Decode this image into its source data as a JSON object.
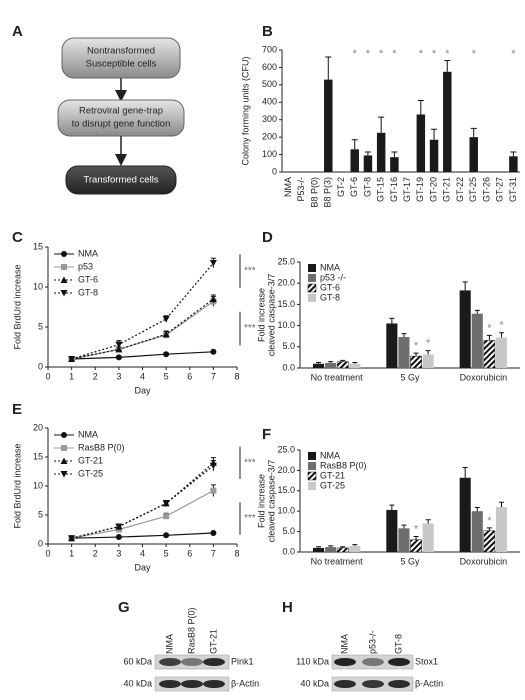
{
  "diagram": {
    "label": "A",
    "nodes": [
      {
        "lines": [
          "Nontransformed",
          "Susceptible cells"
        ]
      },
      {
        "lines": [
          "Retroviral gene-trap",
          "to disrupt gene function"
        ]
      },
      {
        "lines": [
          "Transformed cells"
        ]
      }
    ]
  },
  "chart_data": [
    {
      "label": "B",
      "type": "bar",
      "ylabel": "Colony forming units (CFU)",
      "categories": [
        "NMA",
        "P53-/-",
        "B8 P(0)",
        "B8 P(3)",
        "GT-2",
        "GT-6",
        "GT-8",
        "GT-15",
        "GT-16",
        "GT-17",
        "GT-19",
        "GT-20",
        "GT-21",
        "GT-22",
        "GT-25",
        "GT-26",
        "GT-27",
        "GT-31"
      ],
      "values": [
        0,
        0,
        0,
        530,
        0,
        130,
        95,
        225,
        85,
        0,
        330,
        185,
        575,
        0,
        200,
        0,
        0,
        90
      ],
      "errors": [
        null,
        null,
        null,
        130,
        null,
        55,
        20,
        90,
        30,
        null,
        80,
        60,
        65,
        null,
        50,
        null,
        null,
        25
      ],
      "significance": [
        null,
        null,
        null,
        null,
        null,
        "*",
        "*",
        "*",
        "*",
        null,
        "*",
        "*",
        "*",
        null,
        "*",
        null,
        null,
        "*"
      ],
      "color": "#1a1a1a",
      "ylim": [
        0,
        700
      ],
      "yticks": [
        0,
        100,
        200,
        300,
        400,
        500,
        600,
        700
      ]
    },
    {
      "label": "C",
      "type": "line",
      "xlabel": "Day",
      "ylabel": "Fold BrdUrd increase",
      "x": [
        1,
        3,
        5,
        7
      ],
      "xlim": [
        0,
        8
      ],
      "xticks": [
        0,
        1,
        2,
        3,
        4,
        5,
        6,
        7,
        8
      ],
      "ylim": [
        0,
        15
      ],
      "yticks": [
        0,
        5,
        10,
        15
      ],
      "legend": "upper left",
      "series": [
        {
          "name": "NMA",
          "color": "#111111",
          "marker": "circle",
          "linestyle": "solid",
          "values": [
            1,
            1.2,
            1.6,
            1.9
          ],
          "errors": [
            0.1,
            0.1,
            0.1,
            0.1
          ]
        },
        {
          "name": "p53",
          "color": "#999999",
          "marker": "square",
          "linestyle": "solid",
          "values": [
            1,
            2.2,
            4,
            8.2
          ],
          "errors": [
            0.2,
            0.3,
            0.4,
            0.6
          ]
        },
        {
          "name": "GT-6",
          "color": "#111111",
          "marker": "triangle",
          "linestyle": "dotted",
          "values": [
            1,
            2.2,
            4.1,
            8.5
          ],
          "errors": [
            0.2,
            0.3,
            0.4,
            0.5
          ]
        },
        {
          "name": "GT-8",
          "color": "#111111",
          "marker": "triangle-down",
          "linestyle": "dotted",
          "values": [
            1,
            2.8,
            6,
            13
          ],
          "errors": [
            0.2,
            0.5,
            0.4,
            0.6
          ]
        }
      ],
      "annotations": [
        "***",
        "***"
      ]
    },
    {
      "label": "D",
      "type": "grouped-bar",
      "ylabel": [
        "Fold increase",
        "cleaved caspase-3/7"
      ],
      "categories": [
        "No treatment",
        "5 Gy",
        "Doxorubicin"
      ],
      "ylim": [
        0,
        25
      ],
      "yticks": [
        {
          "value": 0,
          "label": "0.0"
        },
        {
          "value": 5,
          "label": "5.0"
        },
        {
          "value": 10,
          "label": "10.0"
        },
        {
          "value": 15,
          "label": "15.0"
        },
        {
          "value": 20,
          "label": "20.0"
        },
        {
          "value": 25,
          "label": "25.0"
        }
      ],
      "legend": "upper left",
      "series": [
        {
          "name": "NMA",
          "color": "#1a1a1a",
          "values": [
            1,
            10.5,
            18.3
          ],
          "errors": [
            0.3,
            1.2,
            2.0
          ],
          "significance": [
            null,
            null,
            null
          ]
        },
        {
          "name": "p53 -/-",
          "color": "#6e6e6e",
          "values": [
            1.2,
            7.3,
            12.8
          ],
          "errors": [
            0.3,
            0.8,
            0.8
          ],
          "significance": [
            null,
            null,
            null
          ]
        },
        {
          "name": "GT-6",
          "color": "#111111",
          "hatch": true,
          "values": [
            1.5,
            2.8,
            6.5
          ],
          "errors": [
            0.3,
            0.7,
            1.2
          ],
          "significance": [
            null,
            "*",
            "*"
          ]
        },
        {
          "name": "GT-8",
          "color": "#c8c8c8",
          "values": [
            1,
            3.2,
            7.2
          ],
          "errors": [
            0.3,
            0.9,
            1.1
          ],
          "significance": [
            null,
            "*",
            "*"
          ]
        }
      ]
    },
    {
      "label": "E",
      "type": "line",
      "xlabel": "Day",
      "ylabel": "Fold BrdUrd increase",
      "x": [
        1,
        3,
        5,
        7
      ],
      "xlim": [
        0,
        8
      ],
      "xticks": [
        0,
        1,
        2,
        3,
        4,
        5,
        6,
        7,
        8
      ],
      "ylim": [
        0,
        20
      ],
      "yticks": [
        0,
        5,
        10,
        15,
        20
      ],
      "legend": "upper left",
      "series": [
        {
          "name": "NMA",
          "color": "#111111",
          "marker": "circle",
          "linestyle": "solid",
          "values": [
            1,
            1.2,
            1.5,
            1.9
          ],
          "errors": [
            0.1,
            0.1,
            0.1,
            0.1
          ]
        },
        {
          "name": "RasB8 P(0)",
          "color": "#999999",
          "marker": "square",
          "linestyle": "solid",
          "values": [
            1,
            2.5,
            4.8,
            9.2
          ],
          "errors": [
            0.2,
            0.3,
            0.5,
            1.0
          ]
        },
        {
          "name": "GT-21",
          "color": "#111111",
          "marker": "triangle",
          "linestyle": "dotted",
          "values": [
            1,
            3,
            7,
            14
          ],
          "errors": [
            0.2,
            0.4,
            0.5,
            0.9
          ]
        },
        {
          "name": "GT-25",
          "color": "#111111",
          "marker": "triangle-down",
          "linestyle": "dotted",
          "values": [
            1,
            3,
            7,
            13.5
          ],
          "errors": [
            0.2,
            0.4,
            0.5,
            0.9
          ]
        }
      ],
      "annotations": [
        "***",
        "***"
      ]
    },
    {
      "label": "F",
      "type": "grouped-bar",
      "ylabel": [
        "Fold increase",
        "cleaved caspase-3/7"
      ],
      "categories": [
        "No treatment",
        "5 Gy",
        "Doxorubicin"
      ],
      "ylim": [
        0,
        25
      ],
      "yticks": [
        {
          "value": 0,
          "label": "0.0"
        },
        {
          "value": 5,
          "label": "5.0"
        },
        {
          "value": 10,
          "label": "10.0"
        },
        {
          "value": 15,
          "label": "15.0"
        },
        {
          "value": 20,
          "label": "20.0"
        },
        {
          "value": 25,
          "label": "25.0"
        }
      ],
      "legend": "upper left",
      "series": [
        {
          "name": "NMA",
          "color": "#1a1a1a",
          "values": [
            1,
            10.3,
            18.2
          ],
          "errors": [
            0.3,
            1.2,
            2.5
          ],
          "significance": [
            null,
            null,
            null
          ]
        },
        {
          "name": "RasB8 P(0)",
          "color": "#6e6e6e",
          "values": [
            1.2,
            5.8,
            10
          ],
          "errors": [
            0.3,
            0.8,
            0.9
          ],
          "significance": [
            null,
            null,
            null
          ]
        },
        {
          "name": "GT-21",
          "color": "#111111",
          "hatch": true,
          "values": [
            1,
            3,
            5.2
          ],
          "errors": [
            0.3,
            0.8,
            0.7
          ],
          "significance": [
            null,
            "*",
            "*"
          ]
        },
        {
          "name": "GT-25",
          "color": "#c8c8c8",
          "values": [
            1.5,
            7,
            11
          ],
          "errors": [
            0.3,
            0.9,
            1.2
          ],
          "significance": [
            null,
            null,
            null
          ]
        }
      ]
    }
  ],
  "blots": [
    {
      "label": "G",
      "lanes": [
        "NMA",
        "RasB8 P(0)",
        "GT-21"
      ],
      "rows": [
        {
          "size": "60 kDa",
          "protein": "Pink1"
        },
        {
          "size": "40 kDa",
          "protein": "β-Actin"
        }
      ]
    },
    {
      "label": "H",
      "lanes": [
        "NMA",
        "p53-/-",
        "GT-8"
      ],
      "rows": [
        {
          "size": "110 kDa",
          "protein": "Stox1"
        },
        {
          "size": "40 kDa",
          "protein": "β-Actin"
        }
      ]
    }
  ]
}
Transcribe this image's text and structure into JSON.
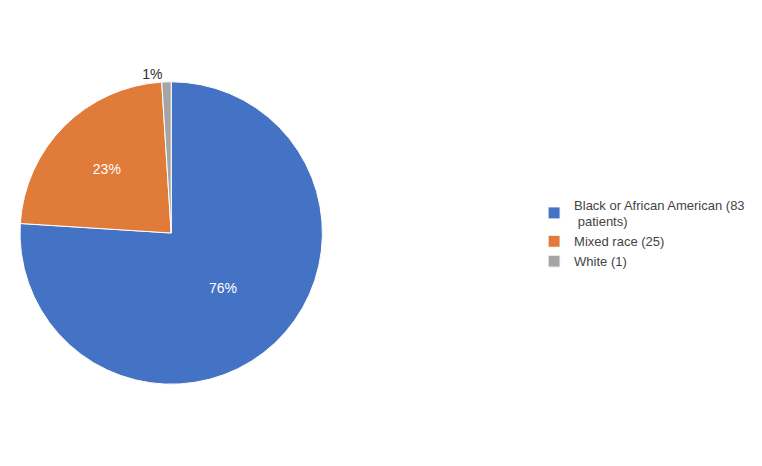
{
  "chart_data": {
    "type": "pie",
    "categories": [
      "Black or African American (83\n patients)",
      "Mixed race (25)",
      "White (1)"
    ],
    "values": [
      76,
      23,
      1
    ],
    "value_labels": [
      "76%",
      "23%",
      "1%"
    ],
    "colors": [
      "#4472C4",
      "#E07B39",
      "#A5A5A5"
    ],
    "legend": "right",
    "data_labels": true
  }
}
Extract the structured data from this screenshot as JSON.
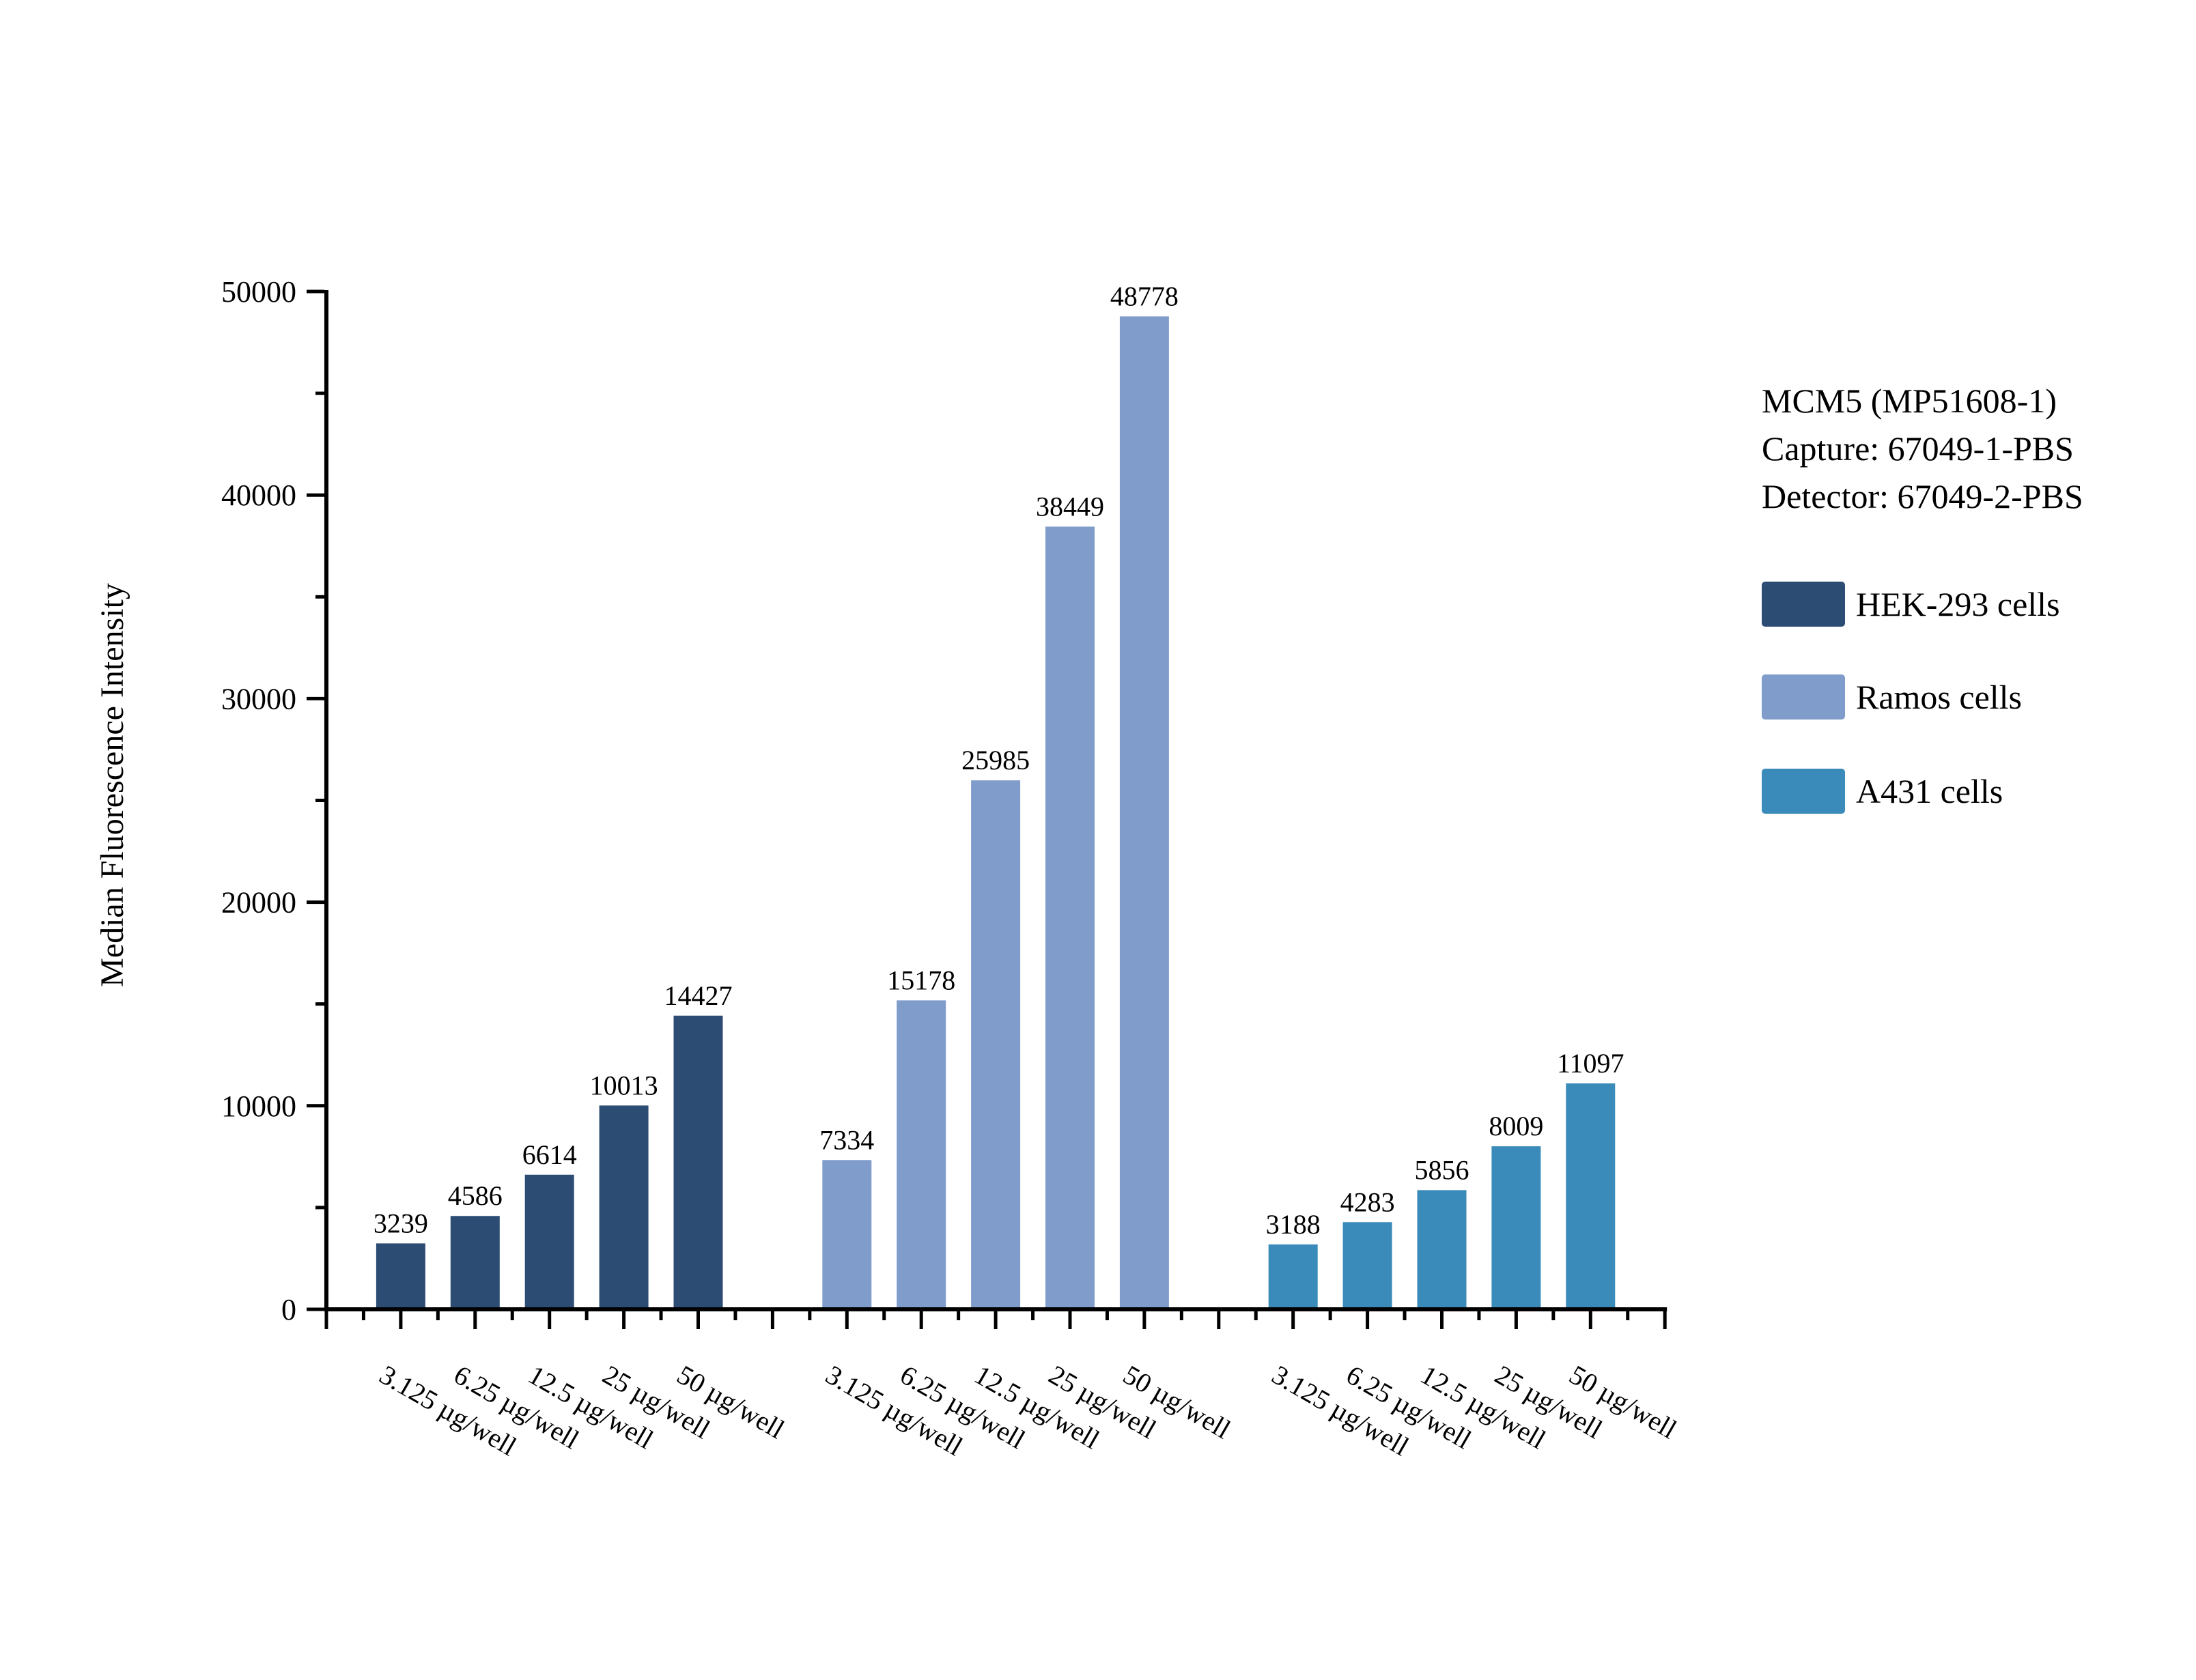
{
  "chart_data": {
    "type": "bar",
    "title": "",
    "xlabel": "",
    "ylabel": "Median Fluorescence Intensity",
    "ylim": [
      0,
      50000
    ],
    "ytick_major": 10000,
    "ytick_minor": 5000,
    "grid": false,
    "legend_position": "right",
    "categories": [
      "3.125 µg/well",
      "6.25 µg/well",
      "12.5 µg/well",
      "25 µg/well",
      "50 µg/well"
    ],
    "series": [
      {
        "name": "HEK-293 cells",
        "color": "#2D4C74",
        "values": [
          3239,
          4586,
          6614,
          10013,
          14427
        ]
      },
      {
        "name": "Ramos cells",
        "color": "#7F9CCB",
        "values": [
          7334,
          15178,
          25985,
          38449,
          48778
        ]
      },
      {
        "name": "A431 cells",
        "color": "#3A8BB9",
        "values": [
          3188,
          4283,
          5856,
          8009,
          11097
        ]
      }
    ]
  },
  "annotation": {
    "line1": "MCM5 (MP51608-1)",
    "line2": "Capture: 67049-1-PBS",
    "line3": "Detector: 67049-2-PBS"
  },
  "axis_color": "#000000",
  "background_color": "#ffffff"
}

Task item:
All that should be printed is the lines from the one containing "Extract the structured" through the last line of the material above, both ends included, exactly as they stand; please skip the pictures.

Solution for this problem:
Extract the structured data from this screenshot as JSON.
{
  "chart_data": {
    "type": "bar",
    "title": "",
    "xlabel": "",
    "ylabel": "Median Fluorescence Intensity",
    "ylim": [
      0,
      50000
    ],
    "ytick_major": 10000,
    "ytick_minor": 5000,
    "grid": false,
    "legend_position": "right",
    "categories": [
      "3.125 µg/well",
      "6.25 µg/well",
      "12.5 µg/well",
      "25 µg/well",
      "50 µg/well"
    ],
    "series": [
      {
        "name": "HEK-293 cells",
        "color": "#2D4C74",
        "values": [
          3239,
          4586,
          6614,
          10013,
          14427
        ]
      },
      {
        "name": "Ramos cells",
        "color": "#7F9CCB",
        "values": [
          7334,
          15178,
          25985,
          38449,
          48778
        ]
      },
      {
        "name": "A431 cells",
        "color": "#3A8BB9",
        "values": [
          3188,
          4283,
          5856,
          8009,
          11097
        ]
      }
    ]
  },
  "annotation": {
    "line1": "MCM5 (MP51608-1)",
    "line2": "Capture: 67049-1-PBS",
    "line3": "Detector: 67049-2-PBS"
  },
  "axis_color": "#000000",
  "background_color": "#ffffff"
}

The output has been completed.